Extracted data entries
-- begin --

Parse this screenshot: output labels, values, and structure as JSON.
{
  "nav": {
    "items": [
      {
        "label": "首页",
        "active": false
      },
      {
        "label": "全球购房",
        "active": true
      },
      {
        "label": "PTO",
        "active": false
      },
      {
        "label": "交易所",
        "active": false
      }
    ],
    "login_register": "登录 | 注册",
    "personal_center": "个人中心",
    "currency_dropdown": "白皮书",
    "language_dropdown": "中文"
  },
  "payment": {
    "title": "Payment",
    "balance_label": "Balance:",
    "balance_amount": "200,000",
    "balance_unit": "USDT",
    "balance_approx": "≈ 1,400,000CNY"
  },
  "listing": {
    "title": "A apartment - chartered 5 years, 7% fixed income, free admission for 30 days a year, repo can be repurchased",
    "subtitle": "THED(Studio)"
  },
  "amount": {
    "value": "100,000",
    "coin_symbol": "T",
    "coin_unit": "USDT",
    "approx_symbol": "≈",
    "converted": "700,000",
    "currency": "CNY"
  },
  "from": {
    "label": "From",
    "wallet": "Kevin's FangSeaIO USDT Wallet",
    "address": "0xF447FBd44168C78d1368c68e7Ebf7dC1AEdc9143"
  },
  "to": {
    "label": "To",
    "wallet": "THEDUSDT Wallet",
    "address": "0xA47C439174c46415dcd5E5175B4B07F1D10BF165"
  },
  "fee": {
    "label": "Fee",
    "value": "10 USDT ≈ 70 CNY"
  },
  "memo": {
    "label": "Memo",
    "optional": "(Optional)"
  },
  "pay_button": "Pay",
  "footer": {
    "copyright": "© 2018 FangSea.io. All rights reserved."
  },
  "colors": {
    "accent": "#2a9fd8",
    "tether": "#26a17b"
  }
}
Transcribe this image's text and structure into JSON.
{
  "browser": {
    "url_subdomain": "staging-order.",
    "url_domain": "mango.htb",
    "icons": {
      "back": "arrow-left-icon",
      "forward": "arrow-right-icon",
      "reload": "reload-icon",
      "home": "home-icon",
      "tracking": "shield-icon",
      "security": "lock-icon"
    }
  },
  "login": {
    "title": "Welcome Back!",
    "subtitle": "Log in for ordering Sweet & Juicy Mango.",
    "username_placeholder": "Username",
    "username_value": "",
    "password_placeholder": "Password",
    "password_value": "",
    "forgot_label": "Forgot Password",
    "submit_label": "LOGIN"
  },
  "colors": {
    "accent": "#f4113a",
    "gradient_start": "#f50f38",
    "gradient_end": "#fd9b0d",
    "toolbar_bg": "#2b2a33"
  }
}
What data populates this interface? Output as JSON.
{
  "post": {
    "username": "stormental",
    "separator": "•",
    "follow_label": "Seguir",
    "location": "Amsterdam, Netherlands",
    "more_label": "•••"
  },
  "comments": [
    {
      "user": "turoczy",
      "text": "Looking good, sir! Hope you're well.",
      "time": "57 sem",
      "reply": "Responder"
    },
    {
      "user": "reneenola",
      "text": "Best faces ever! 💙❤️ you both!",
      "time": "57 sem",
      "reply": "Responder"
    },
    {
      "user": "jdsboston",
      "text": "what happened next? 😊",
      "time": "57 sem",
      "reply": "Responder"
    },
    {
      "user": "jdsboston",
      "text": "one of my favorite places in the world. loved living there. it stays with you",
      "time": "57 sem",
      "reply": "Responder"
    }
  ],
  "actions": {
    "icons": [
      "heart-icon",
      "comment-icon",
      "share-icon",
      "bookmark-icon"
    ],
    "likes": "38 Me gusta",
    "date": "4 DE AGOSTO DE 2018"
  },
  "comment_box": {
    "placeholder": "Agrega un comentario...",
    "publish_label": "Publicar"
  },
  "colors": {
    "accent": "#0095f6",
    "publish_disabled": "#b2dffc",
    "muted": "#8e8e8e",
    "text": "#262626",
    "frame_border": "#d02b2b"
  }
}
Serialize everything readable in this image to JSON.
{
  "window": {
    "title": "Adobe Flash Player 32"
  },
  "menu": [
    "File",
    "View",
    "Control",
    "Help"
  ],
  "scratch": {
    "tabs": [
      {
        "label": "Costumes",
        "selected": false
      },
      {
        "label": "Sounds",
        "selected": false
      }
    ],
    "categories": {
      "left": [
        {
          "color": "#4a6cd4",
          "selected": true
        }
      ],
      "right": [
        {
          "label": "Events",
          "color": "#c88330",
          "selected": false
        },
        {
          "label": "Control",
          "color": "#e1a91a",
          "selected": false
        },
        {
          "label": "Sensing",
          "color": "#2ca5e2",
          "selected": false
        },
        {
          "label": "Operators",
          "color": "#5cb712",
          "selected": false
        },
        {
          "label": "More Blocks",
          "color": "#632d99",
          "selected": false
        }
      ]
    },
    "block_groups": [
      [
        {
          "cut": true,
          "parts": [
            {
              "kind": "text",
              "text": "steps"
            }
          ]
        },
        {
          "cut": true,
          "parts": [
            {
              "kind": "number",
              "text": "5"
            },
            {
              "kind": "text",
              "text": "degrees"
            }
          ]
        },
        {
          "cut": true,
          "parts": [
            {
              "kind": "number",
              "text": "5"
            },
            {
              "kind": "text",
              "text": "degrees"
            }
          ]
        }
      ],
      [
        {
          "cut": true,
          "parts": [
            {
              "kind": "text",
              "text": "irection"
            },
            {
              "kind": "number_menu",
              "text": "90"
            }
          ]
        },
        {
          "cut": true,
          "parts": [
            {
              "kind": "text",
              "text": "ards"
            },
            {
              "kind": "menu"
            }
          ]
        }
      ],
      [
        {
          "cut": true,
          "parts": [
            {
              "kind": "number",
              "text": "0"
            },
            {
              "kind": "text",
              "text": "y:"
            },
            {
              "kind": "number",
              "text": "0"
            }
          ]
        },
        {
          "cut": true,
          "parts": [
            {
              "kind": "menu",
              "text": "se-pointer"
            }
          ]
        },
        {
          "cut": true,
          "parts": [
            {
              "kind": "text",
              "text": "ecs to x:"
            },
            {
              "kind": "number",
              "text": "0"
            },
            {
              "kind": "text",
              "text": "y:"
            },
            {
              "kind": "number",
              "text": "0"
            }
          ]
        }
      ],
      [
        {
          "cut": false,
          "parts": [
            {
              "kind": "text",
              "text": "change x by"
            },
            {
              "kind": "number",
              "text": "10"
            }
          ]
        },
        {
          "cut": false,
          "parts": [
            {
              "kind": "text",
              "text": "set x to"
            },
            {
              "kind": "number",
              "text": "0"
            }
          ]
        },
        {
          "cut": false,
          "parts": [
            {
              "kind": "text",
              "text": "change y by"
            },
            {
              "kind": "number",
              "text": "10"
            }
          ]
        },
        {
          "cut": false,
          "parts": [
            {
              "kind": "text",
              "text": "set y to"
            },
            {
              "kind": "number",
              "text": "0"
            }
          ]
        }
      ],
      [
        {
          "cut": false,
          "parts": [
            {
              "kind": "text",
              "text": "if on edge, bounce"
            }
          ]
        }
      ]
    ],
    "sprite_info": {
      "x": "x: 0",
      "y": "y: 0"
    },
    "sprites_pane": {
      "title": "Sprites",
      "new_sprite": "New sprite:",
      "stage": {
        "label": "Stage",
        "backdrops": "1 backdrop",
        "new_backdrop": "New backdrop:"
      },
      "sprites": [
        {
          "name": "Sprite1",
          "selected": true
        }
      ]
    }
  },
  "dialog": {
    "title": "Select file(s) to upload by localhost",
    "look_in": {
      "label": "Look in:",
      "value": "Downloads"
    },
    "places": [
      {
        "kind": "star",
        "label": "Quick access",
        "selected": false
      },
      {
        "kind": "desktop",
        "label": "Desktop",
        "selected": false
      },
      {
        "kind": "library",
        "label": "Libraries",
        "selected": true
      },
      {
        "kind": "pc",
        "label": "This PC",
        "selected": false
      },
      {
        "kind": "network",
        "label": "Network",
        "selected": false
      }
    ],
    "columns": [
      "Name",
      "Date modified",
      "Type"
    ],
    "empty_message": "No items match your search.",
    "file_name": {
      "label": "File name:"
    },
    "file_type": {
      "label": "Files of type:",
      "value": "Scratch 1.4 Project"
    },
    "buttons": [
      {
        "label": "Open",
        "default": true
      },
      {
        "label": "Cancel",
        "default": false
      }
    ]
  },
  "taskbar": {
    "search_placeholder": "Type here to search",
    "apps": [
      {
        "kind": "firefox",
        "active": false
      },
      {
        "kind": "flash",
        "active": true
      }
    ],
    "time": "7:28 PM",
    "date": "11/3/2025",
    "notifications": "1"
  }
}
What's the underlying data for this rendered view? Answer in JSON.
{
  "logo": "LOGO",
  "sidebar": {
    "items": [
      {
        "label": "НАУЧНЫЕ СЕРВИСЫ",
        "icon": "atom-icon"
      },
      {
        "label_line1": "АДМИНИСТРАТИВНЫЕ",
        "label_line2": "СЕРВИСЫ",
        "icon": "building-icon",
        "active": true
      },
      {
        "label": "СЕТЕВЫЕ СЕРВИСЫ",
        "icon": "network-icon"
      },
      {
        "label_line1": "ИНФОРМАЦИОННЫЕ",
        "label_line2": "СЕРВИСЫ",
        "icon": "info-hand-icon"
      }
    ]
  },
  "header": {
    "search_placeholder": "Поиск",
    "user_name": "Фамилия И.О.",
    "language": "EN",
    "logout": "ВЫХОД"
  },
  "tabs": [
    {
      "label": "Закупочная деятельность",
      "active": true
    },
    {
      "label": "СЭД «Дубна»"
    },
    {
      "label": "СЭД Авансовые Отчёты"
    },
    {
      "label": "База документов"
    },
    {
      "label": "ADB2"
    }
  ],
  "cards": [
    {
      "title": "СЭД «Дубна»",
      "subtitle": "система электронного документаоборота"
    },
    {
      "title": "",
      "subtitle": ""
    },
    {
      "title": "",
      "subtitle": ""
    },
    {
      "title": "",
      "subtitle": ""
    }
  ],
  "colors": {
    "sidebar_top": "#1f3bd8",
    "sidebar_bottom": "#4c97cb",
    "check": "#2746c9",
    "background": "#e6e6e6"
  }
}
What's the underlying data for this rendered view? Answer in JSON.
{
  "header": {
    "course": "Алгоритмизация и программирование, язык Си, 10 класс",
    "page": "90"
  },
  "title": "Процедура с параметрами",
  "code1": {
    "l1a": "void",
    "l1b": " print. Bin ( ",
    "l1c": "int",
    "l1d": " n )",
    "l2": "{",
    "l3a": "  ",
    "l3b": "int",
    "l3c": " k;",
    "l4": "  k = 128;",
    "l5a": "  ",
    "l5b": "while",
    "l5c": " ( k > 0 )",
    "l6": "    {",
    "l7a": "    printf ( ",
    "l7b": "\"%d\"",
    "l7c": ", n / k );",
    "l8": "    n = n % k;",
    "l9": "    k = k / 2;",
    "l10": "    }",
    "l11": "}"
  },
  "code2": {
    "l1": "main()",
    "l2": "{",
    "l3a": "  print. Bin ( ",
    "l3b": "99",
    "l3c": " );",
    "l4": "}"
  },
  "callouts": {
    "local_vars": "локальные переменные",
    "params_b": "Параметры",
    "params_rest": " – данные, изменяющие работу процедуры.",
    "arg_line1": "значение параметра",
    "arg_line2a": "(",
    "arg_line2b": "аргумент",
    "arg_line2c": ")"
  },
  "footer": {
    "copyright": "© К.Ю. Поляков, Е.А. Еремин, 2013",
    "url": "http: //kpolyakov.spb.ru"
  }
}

-- end --

Task statement
Identify and list each line with the word "address".

Answer in full
    "address": "0xF447FBd44168C78d1368c68e7Ebf7dC1AEdc9143"
    "address": "0xA47C439174c46415dcd5E5175B4B07F1D10BF165"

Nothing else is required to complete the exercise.